> [Task goal]:
Work out how many lines hold the string "JSON". The answer is a single number, nothing more.

> [Available data]:

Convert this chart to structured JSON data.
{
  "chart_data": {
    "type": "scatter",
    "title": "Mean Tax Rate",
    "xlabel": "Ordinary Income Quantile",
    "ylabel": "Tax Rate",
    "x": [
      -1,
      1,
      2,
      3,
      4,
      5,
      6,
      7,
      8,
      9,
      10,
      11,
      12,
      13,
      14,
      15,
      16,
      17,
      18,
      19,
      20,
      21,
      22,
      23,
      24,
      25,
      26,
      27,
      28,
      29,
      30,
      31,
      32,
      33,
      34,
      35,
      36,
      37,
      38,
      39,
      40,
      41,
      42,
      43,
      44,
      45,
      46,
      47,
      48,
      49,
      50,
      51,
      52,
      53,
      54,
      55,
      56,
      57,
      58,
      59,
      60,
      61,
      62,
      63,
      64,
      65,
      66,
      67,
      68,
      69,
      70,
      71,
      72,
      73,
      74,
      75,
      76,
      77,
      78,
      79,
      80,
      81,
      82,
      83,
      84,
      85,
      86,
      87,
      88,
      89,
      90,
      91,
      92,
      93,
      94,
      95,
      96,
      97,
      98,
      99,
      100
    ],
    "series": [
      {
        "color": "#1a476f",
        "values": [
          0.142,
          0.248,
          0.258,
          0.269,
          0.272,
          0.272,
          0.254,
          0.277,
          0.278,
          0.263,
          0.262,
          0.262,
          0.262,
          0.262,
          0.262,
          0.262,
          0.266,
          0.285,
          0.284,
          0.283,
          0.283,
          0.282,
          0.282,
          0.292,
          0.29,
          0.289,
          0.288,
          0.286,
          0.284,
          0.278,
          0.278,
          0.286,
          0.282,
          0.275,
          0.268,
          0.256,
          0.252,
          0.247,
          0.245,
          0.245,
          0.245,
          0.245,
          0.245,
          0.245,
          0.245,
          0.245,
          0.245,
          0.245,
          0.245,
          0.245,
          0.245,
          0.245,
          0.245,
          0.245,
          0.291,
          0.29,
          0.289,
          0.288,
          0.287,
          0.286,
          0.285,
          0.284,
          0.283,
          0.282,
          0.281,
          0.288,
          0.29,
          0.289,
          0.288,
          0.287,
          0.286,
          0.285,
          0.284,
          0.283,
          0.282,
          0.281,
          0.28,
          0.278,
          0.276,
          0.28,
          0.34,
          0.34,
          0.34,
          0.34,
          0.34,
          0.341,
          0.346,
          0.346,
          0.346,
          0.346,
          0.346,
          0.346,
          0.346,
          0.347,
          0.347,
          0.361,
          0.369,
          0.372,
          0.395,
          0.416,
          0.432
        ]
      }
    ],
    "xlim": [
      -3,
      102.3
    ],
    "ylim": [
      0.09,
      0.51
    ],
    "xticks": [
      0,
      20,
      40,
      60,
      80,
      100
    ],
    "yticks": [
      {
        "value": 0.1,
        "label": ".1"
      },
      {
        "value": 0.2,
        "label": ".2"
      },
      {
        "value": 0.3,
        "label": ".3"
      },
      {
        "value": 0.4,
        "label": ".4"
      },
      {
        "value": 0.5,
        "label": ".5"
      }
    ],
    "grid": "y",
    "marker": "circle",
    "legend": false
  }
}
* * *
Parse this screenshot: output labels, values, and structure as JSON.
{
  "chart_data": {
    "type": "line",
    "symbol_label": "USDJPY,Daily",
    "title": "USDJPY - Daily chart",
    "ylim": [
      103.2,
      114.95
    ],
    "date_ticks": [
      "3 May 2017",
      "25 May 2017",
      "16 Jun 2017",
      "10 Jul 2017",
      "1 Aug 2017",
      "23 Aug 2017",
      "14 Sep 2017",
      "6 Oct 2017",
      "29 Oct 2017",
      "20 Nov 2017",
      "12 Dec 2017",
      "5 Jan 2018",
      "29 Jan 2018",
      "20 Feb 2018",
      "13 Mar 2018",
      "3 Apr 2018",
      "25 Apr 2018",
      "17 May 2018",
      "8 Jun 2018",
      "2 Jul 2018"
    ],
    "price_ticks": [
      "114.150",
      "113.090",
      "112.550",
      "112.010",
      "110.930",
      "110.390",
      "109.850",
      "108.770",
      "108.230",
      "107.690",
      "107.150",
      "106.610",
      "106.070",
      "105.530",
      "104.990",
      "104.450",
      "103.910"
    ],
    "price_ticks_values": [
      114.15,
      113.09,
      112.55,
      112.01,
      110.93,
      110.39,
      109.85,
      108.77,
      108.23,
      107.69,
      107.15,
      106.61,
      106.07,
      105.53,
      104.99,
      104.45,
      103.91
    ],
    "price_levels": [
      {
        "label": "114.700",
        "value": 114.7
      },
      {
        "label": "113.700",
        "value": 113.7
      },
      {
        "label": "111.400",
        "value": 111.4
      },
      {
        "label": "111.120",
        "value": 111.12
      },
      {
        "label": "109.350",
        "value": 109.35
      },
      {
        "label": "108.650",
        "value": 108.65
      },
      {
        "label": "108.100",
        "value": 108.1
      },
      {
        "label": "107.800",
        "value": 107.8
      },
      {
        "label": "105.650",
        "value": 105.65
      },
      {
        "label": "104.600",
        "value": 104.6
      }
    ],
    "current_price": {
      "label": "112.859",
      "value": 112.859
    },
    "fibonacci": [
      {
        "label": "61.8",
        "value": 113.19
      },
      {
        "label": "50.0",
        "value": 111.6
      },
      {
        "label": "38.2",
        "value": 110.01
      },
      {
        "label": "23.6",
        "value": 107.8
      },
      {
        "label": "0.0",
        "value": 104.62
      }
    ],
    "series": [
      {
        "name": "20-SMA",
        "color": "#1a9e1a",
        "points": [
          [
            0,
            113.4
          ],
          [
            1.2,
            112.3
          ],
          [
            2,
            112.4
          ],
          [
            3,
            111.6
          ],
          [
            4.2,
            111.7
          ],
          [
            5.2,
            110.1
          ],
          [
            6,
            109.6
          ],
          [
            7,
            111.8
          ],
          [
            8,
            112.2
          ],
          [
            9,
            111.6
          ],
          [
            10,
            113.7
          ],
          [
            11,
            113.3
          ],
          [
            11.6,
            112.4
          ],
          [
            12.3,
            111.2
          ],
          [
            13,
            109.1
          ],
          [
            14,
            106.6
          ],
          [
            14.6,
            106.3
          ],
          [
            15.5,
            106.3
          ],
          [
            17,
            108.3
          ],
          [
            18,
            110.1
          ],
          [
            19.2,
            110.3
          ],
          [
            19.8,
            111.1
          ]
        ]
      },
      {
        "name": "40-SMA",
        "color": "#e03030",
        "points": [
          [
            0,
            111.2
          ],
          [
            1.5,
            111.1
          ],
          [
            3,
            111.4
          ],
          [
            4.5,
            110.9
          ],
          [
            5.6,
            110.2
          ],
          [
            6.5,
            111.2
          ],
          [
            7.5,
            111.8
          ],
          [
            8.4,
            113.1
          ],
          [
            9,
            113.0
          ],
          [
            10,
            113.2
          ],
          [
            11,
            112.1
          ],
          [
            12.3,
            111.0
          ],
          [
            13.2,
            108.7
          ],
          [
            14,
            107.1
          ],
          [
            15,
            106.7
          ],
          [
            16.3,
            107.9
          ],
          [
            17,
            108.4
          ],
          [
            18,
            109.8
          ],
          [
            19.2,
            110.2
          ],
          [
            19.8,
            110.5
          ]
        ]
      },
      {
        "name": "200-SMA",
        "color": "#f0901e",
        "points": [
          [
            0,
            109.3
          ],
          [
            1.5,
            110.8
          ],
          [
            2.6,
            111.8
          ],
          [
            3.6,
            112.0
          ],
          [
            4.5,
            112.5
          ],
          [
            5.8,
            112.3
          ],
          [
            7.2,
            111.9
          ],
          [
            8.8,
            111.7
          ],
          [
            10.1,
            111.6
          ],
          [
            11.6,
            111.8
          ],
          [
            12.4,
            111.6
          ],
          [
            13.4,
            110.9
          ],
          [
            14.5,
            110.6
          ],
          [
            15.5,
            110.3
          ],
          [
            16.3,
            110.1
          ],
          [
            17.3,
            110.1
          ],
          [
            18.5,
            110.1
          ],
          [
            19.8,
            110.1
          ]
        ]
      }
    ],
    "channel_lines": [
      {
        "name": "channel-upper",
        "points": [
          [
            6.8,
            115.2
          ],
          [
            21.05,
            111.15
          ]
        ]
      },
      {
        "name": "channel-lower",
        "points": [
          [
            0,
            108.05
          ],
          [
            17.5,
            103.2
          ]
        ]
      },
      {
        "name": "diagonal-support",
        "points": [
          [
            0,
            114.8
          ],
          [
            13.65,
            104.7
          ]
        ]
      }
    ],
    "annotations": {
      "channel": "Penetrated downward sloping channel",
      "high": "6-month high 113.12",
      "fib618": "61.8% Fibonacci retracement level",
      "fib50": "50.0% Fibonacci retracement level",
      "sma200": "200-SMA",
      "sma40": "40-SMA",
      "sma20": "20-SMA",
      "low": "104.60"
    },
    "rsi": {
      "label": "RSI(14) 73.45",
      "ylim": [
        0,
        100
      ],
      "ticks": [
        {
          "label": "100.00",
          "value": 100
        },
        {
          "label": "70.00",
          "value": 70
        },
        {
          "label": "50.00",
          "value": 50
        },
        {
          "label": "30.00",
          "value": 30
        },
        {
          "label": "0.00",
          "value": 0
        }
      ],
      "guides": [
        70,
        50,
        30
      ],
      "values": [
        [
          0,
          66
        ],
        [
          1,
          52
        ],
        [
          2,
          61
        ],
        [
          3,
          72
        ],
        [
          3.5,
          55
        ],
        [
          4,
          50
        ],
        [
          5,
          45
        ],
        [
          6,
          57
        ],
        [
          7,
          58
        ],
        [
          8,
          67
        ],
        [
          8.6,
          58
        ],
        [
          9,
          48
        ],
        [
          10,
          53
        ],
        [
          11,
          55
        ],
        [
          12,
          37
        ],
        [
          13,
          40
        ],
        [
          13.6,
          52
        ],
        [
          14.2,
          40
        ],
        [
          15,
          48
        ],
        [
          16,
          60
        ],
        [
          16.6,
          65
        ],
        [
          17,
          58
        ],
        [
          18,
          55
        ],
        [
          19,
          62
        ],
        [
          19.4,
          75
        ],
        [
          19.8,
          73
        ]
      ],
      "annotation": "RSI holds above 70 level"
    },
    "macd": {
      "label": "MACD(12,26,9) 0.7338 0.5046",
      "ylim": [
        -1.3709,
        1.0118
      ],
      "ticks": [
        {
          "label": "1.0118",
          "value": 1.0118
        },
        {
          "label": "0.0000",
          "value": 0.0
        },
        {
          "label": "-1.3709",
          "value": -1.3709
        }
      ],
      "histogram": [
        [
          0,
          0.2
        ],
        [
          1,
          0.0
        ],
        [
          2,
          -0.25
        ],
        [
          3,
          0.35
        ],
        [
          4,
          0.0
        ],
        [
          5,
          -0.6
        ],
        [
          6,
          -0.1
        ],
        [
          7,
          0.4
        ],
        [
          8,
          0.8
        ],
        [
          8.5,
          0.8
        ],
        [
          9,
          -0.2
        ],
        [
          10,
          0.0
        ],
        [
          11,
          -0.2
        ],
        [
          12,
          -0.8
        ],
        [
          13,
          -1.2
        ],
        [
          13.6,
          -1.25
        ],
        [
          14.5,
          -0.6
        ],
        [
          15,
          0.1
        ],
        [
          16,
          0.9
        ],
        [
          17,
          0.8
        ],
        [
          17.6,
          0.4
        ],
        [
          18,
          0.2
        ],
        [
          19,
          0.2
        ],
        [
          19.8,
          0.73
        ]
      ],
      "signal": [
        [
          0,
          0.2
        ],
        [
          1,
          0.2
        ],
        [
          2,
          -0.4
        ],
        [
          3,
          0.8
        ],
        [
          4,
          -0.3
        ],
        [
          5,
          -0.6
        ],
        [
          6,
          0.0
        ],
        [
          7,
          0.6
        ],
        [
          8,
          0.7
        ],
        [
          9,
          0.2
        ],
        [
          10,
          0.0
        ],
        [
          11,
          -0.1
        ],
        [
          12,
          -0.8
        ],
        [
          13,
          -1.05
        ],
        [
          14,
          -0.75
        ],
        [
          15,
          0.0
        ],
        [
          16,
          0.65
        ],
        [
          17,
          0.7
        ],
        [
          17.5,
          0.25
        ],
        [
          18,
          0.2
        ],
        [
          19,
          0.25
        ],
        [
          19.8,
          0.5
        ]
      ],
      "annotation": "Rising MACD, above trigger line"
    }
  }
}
---
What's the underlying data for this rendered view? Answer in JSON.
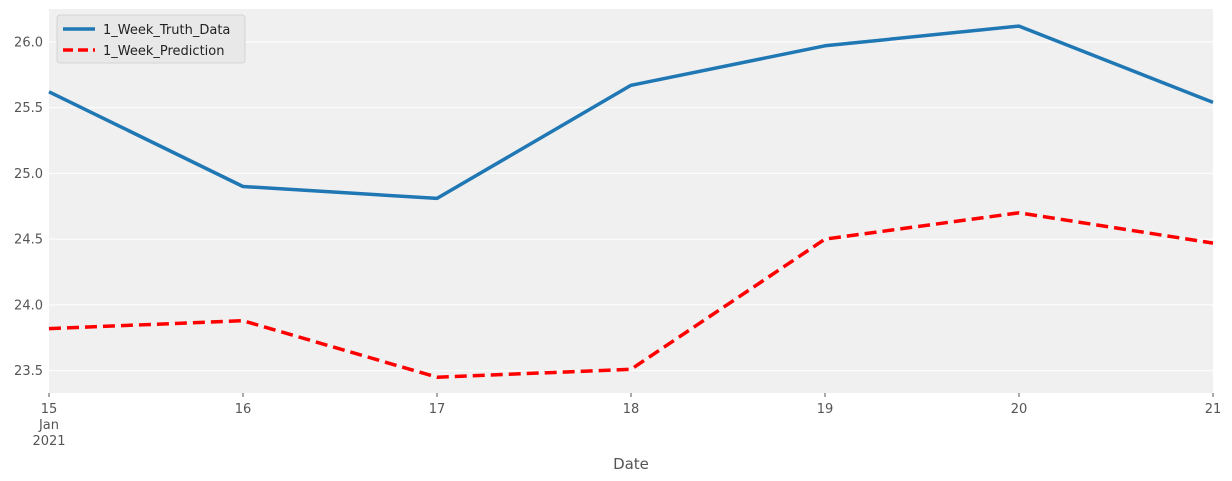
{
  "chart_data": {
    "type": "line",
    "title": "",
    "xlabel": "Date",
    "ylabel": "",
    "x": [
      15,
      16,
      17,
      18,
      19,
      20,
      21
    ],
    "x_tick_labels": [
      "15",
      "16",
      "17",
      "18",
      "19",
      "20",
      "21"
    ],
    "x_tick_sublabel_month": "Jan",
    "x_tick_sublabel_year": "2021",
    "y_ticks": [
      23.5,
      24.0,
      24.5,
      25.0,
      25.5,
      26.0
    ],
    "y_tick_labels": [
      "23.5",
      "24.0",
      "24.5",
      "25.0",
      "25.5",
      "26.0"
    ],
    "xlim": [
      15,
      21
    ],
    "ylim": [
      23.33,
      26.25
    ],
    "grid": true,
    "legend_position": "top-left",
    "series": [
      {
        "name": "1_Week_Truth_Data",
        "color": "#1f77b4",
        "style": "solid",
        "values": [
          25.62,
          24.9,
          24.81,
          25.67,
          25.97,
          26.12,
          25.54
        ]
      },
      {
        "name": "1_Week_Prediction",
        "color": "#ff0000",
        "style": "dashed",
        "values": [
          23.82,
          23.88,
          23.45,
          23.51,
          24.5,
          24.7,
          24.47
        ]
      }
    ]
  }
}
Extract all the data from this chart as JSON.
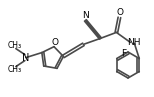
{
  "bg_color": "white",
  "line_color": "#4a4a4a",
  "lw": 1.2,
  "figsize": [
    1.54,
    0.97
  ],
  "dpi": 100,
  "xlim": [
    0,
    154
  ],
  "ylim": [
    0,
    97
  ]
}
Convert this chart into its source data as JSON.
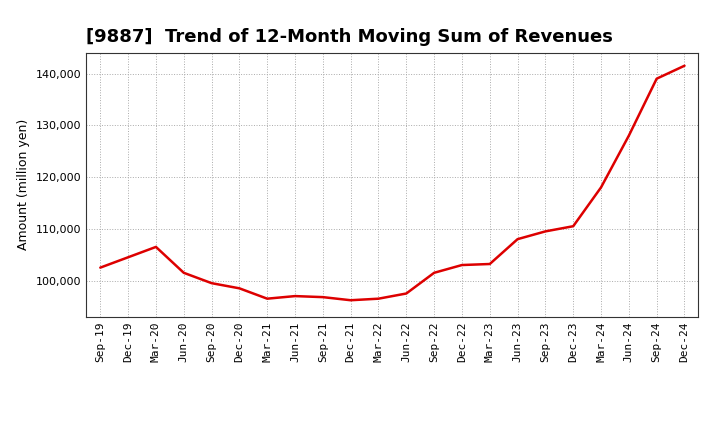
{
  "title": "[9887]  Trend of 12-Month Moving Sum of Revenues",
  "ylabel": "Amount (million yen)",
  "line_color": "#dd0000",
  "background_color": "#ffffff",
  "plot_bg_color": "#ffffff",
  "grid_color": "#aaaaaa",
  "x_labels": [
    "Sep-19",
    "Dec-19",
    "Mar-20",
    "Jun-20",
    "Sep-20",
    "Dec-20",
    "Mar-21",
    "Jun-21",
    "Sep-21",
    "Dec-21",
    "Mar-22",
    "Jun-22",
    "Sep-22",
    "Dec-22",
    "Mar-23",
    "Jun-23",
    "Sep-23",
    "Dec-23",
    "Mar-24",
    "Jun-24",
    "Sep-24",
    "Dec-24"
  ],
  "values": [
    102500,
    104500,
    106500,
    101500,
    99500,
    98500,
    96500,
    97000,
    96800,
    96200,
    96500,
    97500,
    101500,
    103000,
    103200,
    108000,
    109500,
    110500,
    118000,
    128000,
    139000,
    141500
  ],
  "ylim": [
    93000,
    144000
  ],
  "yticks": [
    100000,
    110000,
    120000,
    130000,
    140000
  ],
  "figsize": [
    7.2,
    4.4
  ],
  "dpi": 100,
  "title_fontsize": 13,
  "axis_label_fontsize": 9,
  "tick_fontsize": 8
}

> [Result]:
5